→ Task to complete
Copy out every record precisely.

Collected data
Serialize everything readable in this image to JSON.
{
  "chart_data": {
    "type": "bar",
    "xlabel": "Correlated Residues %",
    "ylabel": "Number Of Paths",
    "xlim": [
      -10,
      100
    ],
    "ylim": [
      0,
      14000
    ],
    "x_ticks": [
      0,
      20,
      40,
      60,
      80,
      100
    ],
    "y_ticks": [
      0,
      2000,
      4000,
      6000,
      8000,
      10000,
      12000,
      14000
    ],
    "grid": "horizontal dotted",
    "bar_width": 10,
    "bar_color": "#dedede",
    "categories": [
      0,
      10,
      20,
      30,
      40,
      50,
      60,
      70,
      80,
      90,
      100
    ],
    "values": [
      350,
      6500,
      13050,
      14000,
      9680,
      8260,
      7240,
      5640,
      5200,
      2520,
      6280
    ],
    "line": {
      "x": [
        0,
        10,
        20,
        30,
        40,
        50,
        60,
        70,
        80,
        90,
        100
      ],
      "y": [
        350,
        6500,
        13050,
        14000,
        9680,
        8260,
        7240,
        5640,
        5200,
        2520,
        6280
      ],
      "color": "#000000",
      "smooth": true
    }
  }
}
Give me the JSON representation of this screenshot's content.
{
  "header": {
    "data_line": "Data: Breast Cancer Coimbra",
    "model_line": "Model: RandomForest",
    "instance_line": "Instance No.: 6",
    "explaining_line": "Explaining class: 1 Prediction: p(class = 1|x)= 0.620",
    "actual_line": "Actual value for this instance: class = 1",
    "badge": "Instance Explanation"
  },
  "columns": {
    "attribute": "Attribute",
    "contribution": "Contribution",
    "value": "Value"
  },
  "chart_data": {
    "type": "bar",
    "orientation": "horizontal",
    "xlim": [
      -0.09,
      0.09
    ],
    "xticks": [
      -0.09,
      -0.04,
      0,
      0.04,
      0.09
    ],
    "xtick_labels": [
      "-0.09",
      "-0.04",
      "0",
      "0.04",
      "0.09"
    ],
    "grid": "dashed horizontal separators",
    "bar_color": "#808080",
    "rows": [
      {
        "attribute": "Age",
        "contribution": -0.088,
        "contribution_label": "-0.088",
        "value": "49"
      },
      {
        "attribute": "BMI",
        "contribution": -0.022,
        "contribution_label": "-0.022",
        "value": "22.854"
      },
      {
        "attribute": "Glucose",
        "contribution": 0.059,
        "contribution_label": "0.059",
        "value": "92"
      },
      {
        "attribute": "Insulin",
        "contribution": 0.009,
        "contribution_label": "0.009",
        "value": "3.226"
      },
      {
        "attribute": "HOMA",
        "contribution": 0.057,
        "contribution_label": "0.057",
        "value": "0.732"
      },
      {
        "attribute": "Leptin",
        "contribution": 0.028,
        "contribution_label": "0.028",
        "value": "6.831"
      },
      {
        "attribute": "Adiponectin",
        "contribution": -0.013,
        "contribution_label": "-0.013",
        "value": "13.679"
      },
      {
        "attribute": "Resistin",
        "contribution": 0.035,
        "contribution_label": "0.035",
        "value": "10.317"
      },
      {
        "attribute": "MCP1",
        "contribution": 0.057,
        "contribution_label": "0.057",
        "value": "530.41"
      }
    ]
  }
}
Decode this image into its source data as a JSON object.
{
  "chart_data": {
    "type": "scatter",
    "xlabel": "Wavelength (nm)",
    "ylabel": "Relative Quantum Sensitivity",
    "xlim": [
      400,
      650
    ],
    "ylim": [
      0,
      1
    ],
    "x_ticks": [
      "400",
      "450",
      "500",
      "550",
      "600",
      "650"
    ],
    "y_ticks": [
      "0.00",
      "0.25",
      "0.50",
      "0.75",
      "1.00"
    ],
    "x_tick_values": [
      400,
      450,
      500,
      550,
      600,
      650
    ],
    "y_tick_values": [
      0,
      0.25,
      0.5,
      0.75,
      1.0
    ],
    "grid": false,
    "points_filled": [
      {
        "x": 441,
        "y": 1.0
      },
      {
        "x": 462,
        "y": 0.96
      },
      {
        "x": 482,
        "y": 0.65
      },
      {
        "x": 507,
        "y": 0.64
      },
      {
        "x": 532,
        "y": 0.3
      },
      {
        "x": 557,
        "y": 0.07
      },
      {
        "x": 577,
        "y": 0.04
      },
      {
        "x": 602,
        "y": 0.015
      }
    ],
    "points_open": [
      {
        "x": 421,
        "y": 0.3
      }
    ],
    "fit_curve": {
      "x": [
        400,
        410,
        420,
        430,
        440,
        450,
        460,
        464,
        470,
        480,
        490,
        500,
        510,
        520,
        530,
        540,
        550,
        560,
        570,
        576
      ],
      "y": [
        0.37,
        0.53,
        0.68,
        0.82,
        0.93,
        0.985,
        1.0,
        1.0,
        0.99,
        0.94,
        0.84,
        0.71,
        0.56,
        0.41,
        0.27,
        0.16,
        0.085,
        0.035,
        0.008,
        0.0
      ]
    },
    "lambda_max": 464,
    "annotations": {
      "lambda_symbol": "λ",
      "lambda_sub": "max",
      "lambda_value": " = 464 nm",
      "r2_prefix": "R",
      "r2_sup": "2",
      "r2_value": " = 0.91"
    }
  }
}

→ Expected output
Serialize everything readable in this image to JSON.
{
  "chart_data": {
    "type": "bar",
    "xlabel": "Correlated Residues %",
    "ylabel": "Number Of Paths",
    "xlim": [
      -10,
      100
    ],
    "ylim": [
      0,
      14000
    ],
    "x_ticks": [
      0,
      20,
      40,
      60,
      80,
      100
    ],
    "y_ticks": [
      0,
      2000,
      4000,
      6000,
      8000,
      10000,
      12000,
      14000
    ],
    "grid": "horizontal dotted",
    "bar_width": 10,
    "bar_color": "#dedede",
    "categories": [
      0,
      10,
      20,
      30,
      40,
      50,
      60,
      70,
      80,
      90,
      100
    ],
    "values": [
      350,
      6500,
      13050,
      14000,
      9680,
      8260,
      7240,
      5640,
      5200,
      2520,
      6280
    ],
    "line": {
      "x": [
        0,
        10,
        20,
        30,
        40,
        50,
        60,
        70,
        80,
        90,
        100
      ],
      "y": [
        350,
        6500,
        13050,
        14000,
        9680,
        8260,
        7240,
        5640,
        5200,
        2520,
        6280
      ],
      "color": "#000000",
      "smooth": true
    }
  }
}
Give me the JSON representation of this screenshot's content.
{
  "header": {
    "data_line": "Data: Breast Cancer Coimbra",
    "model_line": "Model: RandomForest",
    "instance_line": "Instance No.: 6",
    "explaining_line": "Explaining class: 1 Prediction: p(class = 1|x)= 0.620",
    "actual_line": "Actual value for this instance: class = 1",
    "badge": "Instance Explanation"
  },
  "columns": {
    "attribute": "Attribute",
    "contribution": "Contribution",
    "value": "Value"
  },
  "chart_data": {
    "type": "bar",
    "orientation": "horizontal",
    "xlim": [
      -0.09,
      0.09
    ],
    "xticks": [
      -0.09,
      -0.04,
      0,
      0.04,
      0.09
    ],
    "xtick_labels": [
      "-0.09",
      "-0.04",
      "0",
      "0.04",
      "0.09"
    ],
    "grid": "dashed horizontal separators",
    "bar_color": "#808080",
    "rows": [
      {
        "attribute": "Age",
        "contribution": -0.088,
        "contribution_label": "-0.088",
        "value": "49"
      },
      {
        "attribute": "BMI",
        "contribution": -0.022,
        "contribution_label": "-0.022",
        "value": "22.854"
      },
      {
        "attribute": "Glucose",
        "contribution": 0.059,
        "contribution_label": "0.059",
        "value": "92"
      },
      {
        "attribute": "Insulin",
        "contribution": 0.009,
        "contribution_label": "0.009",
        "value": "3.226"
      },
      {
        "attribute": "HOMA",
        "contribution": 0.057,
        "contribution_label": "0.057",
        "value": "0.732"
      },
      {
        "attribute": "Leptin",
        "contribution": 0.028,
        "contribution_label": "0.028",
        "value": "6.831"
      },
      {
        "attribute": "Adiponectin",
        "contribution": -0.013,
        "contribution_label": "-0.013",
        "value": "13.679"
      },
      {
        "attribute": "Resistin",
        "contribution": 0.035,
        "contribution_label": "0.035",
        "value": "10.317"
      },
      {
        "attribute": "MCP1",
        "contribution": 0.057,
        "contribution_label": "0.057",
        "value": "530.41"
      }
    ]
  }
}
Decode this image into its source data as a JSON object.
{
  "chart_data": {
    "type": "scatter",
    "xlabel": "Wavelength (nm)",
    "ylabel": "Relative Quantum Sensitivity",
    "xlim": [
      400,
      650
    ],
    "ylim": [
      0,
      1
    ],
    "x_ticks": [
      "400",
      "450",
      "500",
      "550",
      "600",
      "650"
    ],
    "y_ticks": [
      "0.00",
      "0.25",
      "0.50",
      "0.75",
      "1.00"
    ],
    "x_tick_values": [
      400,
      450,
      500,
      550,
      600,
      650
    ],
    "y_tick_values": [
      0,
      0.25,
      0.5,
      0.75,
      1.0
    ],
    "grid": false,
    "points_filled": [
      {
        "x": 441,
        "y": 1.0
      },
      {
        "x": 462,
        "y": 0.96
      },
      {
        "x": 482,
        "y": 0.65
      },
      {
        "x": 507,
        "y": 0.64
      },
      {
        "x": 532,
        "y": 0.3
      },
      {
        "x": 557,
        "y": 0.07
      },
      {
        "x": 577,
        "y": 0.04
      },
      {
        "x": 602,
        "y": 0.015
      }
    ],
    "points_open": [
      {
        "x": 421,
        "y": 0.3
      }
    ],
    "fit_curve": {
      "x": [
        400,
        410,
        420,
        430,
        440,
        450,
        460,
        464,
        470,
        480,
        490,
        500,
        510,
        520,
        530,
        540,
        550,
        560,
        570,
        576
      ],
      "y": [
        0.37,
        0.53,
        0.68,
        0.82,
        0.93,
        0.985,
        1.0,
        1.0,
        0.99,
        0.94,
        0.84,
        0.71,
        0.56,
        0.41,
        0.27,
        0.16,
        0.085,
        0.035,
        0.008,
        0.0
      ]
    },
    "lambda_max": 464,
    "annotations": {
      "lambda_symbol": "λ",
      "lambda_sub": "max",
      "lambda_value": " = 464 nm",
      "r2_prefix": "R",
      "r2_sup": "2",
      "r2_value": " = 0.91"
    }
  }
}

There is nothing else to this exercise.